____ Fragmento del documento

La abogada y activista boliviana Nadia Beller, internada tras recibir tres disparos, publicó en sus redes sociales conversaciones con su expareja, Fernando Cerimedo, en las que se mencionan episodios de violencia física, fajos de dinero y una condecoración de la Policía de Bolivia.
La abogada y activista boliviana Nadia Beller, expareja de Fernando Cerimedo, difundió en sus redes sociales una serie de chats con el exasesor del presidente argentino Javier Milei. Las publicaciones incluyen fajos de dinero, una condecoración otorgada por la Policía de Bolivia y fotografías de su cuerpo con moretones. Beller compartió estas imágenes desde el hospital donde permanece internada tras el intento de asesinato que sufrió el lunes.
En las conversaciones difundidas, Beller y Cerimedo hacen referencia a episodios de violencia física. En uno de los mensajes, Beller escribe: “Ahora decís que no me pegaste. Ahorcarme y tirarme por todos los suelos y golpearme el pómulo no es pegar. Mirá vos”. En otro pasaje, agrega: “Me alegro de saber que todas tus disculpas anteriores eran falsas, nunca fueron de arrepentimiento”. Cerimedo respondió: “Te pedí disculpas de mil formas, pero vos solo querés seguir castigándome, vengándote. Y te entiendo. Pero no tenés límites tampoco y entonces la cuota de amor se nota que se fue”.
En una de las fotografías compartidas por Beller se observan numerosos fajos de dinero guardados en un cajón y una placa con la inscripción: “Curso de seguridad y protección de personas. Reconocimiento a Licenciado Fernando Cerimedo”. Junto a la publicación, Beller afirmó: “Lo van a encubrir” y “Miren cómo lo condecoraban”, en referencia a la Policía boliviana. Cerimedo actualmente se desempeña como colaborador del presidente boliviano, Rodrigo Paz.
Beller también cuestionó el manejo de la investigación por el ataque que sufrió y declaró: “No quiero que el caso sea declarado en reserva” y “Tengo derecho de conocer las investigaciones”. En otra serie de publicaciones en Facebook, mostró moretones en distintas partes de su cuerpo y difundió capturas de conversaciones con Cerimedo.

________
____ Datos del ejercicio

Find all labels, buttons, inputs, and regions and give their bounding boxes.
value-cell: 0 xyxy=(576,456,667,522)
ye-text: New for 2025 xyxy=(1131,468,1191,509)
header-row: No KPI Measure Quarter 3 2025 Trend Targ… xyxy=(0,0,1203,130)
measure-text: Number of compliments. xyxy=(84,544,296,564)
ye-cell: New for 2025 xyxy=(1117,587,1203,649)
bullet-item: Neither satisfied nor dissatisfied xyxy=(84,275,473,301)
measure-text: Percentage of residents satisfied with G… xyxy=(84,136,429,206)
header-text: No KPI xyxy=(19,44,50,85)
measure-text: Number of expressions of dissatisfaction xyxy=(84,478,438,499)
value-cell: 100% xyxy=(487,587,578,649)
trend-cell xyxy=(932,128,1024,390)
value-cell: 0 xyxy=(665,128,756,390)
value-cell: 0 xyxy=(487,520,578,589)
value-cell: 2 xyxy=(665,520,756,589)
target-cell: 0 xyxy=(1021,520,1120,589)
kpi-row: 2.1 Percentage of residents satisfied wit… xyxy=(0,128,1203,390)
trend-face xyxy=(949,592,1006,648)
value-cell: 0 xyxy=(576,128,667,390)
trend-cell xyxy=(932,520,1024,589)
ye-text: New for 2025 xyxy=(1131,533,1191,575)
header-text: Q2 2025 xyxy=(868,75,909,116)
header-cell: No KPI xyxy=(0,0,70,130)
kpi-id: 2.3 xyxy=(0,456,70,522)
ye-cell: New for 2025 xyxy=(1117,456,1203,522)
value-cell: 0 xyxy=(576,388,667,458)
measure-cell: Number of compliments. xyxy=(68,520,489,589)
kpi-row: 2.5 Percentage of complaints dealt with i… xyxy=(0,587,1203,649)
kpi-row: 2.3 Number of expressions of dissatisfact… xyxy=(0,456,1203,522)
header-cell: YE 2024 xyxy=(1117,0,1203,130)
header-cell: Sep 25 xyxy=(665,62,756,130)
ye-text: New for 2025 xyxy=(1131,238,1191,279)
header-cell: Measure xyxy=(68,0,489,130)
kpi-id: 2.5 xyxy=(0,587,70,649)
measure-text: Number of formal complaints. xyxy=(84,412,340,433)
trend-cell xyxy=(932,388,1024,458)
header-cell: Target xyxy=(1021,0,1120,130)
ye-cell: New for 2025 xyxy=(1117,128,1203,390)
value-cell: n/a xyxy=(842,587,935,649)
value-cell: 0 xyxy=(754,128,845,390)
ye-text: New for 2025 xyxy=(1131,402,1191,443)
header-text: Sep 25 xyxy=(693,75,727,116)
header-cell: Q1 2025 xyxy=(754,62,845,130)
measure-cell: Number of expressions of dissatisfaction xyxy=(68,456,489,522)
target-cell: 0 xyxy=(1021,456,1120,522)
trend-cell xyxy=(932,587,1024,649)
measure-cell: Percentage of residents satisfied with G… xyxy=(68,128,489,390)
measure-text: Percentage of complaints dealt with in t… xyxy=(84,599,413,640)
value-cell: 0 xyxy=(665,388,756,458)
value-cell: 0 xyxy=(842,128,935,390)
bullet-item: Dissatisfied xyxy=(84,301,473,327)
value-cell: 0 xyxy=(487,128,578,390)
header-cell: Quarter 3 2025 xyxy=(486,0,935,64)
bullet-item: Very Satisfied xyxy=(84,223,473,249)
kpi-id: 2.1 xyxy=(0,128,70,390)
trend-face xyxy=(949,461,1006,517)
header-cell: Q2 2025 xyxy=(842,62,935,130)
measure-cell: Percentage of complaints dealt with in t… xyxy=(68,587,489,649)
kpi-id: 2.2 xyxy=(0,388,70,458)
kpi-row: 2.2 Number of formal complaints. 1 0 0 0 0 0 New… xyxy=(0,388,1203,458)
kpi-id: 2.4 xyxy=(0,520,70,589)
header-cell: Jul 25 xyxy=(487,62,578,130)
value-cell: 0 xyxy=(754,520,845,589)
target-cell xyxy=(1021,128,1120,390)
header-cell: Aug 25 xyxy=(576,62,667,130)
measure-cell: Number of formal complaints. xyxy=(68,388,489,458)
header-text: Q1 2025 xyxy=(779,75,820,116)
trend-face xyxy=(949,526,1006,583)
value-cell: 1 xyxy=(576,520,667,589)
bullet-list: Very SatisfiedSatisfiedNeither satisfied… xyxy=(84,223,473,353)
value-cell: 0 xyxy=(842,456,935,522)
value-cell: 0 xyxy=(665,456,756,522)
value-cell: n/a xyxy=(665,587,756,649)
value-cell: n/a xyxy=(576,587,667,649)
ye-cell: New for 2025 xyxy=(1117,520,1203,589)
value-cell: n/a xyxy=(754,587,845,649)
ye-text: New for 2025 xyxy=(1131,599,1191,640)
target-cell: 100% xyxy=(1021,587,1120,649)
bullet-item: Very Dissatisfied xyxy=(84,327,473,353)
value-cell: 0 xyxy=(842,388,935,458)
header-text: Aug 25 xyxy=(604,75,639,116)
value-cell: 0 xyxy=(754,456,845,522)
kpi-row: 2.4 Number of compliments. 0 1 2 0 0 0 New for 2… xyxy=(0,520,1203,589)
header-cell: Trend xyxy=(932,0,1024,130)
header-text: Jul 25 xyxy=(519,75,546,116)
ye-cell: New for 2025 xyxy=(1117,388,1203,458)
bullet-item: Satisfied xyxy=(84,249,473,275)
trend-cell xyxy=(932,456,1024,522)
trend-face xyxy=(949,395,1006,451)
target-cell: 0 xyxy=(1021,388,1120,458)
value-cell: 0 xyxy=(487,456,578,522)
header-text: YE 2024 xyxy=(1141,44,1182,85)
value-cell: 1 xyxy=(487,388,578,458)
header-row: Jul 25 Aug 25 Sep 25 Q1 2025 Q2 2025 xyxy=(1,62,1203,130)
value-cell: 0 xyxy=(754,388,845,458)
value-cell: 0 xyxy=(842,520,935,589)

________

Tareas requeridas |
a. Indica si cada afirmación coincide con la nota sobre Nadia Beller, respondiendo sí o no y citando textualmente las palabras que lo deciden: (i) Beller compartió las imágenes desde el hospital; (ii) la placa reconoce a Cerimedo por un curso de seguridad y protección de personas; (iii) Beller pidió que el caso fuera declarado en reserva.
b. Retoma la nota sobre Nadia Beller y continúala a partir de su última oración.

Respuestas por tarea |
a.
(i) Sí: “Beller compartió estas imágenes desde el hospital donde permanece internada”.
(ii) Sí: “Curso de seguridad y protección de personas. Reconocimiento a Licenciado Fernando Cerimedo”.
(iii) No: “No quiero que el caso sea declarado en reserva”.

b.
En diálogo con Radio 10, Beller describió las secuelas físicas del ataque: “Estoy bastante dolorida, muy conmocionada. No pude dormir prácticamente nada. Cierro los ojos y es una pesadilla tras otra”. Explicó que pudo permanecer consciente durante el episodio: “Afortunadamente los impactos no me dieron en órganos vitales. Tengo el brazo derecho destrozado, el hueso que me lo han reconstruido está bastante astillado (…) Pero entiendo que no hay ningún disparo que haya comprometido mi vida, por eso es que estuve consciente en todo momento”.
Según el relato de Beller, el ataque habría comenzado con un contacto que le ofreció información reservada que podía perjudicar al expresidente boliviano Evo Morales. La abogada sostuvo que Cerimedo conocía esos encuentros y que fue quien la impulsó a participar. Afirmó: “Estoy plenamente segura de que él tiene que ver porque el primer día que me citan, ellos me justifican de que no se presentaron porque vieron a los dos guardias que mandó Fernando… Además, supuestamente su policía, tuvo contacto con el hijo del sicario”.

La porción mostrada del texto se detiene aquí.